Start of Supplied material
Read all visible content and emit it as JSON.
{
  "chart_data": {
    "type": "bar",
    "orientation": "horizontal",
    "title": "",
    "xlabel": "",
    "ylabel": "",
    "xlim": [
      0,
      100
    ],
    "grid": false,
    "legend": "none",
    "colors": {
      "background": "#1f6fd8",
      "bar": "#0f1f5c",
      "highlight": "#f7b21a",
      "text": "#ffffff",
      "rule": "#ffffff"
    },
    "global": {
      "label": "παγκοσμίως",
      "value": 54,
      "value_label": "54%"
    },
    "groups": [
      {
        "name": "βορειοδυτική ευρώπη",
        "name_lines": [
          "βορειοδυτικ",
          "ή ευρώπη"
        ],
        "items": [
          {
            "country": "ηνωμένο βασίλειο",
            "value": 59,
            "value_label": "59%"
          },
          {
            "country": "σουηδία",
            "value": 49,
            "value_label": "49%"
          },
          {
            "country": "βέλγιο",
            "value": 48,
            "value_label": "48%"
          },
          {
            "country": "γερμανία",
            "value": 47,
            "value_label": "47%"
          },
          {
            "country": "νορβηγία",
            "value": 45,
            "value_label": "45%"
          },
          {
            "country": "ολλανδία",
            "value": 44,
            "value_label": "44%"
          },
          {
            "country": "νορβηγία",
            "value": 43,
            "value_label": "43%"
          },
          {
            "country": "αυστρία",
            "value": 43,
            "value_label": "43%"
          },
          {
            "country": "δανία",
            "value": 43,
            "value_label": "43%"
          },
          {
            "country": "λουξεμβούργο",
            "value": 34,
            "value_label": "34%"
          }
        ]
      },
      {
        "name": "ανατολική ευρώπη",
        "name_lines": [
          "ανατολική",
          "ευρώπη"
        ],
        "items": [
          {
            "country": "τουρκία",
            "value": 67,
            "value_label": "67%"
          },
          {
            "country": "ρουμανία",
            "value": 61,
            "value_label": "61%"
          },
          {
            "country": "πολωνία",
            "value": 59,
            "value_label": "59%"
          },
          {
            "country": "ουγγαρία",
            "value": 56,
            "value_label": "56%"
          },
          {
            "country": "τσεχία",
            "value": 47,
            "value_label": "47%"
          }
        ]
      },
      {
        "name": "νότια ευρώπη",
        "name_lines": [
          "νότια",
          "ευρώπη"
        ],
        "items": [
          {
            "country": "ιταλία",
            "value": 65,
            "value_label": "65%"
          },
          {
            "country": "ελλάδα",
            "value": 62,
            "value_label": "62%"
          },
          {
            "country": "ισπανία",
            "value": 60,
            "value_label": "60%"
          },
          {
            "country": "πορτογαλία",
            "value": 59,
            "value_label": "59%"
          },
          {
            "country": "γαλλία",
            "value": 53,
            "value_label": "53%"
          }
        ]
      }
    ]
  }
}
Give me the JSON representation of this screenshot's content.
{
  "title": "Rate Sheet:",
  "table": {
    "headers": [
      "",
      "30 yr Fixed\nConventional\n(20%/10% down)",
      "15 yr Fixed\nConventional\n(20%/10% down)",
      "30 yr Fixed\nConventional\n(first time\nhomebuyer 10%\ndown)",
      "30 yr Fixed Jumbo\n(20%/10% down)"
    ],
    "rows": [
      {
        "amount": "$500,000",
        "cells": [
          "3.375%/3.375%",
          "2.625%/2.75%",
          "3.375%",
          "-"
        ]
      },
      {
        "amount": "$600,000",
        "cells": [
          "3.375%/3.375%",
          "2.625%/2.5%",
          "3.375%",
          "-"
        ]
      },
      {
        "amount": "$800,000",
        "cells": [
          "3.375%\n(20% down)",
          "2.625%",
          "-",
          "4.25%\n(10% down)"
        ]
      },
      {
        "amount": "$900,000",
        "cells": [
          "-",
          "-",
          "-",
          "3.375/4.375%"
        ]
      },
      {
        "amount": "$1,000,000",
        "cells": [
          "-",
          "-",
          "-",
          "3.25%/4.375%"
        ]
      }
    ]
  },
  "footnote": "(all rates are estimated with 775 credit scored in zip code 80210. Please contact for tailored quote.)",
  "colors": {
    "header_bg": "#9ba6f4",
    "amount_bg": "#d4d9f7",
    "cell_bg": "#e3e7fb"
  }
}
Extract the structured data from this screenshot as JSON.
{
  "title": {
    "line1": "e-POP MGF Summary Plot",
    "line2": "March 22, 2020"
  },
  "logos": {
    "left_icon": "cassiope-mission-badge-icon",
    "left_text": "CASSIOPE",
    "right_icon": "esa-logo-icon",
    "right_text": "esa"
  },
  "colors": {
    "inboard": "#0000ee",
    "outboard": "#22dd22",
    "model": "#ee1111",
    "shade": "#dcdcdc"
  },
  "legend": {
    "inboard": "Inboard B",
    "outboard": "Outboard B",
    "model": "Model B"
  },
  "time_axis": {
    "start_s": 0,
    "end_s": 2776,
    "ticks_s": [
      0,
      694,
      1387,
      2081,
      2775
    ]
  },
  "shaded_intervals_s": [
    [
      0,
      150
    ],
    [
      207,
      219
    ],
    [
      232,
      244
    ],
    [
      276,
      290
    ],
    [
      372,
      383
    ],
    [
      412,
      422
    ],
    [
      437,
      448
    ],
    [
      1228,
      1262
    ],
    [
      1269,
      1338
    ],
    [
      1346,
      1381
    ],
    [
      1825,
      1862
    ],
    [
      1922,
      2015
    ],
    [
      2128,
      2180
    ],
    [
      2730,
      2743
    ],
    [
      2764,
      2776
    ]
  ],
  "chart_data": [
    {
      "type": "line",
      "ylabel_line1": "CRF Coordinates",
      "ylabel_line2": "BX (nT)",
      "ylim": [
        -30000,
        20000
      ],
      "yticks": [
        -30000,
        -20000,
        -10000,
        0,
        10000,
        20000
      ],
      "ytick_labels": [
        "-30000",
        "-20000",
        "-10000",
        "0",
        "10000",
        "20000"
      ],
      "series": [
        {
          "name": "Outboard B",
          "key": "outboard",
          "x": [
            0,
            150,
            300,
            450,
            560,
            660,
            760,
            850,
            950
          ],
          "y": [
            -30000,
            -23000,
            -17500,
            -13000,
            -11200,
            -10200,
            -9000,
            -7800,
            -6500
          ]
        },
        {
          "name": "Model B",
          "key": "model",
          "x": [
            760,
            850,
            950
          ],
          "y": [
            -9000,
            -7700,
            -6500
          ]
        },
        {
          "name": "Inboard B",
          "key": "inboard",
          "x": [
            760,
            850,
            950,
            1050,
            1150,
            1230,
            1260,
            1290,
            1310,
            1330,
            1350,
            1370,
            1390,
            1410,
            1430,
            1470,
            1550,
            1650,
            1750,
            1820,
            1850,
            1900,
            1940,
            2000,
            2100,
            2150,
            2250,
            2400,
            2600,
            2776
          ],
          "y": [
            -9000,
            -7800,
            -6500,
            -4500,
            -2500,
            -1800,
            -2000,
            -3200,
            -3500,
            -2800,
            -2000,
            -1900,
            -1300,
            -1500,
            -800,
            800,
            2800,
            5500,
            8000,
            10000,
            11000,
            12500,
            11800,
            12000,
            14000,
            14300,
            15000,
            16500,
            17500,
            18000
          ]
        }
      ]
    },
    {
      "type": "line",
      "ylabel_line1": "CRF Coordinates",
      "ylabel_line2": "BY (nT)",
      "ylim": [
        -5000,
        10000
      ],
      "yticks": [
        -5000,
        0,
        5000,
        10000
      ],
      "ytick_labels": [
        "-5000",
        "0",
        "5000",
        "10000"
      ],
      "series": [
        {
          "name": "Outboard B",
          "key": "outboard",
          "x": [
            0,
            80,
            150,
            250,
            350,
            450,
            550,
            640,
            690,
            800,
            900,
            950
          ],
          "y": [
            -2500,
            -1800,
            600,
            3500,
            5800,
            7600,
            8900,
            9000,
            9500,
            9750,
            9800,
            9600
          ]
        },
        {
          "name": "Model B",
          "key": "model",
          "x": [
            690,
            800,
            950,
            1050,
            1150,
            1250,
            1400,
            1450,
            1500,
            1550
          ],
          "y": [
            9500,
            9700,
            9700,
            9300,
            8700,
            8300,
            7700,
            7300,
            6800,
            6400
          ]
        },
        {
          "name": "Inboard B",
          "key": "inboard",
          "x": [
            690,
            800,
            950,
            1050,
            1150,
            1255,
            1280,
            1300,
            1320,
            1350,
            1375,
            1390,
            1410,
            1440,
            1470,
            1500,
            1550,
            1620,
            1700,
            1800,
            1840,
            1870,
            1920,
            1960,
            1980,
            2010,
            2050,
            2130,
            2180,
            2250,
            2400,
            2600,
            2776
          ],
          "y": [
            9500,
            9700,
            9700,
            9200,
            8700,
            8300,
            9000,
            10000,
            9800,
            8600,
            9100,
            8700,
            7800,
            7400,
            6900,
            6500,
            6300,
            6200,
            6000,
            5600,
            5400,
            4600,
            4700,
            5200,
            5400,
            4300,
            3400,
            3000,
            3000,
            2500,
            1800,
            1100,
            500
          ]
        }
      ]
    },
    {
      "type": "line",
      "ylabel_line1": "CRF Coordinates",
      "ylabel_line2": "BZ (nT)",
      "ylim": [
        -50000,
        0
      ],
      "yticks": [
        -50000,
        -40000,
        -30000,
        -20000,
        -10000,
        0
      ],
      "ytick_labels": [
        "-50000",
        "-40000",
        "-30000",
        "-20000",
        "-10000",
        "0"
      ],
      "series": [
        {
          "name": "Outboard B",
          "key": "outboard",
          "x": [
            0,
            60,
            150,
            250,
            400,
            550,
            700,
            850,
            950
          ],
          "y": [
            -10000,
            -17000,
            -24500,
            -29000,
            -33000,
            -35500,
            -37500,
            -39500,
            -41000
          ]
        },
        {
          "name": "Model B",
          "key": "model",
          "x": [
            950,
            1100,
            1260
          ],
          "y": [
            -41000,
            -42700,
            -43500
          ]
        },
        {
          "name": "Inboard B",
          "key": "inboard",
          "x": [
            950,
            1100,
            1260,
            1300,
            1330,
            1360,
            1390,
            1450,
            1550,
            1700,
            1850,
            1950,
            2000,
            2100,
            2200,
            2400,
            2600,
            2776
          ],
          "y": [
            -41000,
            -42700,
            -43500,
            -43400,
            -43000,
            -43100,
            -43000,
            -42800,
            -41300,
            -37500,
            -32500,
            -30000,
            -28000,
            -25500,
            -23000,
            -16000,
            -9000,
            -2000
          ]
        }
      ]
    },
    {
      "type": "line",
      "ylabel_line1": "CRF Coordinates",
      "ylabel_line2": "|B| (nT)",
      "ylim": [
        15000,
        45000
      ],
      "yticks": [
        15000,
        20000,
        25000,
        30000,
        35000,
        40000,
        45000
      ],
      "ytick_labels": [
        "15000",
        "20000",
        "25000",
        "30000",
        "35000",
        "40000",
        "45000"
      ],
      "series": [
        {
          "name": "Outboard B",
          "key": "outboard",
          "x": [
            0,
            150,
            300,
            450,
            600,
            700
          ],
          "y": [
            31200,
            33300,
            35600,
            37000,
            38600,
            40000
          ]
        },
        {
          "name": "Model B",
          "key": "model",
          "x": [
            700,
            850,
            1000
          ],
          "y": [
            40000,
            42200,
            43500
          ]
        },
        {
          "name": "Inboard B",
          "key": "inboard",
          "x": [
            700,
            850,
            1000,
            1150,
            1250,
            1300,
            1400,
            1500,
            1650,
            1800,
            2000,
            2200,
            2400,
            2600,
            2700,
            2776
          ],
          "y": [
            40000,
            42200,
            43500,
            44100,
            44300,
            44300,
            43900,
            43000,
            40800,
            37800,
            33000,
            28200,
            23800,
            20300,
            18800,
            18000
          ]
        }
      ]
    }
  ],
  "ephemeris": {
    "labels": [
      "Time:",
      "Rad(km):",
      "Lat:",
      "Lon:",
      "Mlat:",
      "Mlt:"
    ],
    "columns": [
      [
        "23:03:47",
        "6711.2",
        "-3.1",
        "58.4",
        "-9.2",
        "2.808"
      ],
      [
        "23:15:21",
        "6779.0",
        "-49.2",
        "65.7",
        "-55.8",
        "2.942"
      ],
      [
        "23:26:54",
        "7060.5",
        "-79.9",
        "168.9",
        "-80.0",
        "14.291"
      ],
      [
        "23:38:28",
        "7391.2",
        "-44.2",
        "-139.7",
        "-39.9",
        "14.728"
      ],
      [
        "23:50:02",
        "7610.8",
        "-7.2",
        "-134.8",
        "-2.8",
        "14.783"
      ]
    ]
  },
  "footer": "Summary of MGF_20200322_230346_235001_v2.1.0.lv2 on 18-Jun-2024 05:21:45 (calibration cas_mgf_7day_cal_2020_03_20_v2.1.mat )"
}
End of Supplied material
Copy out every line from the material above in which the word "content" appears.

Problem solution =>
Read all visible content and emit it as JSON.
Give me the JSON representation of this screenshot's content.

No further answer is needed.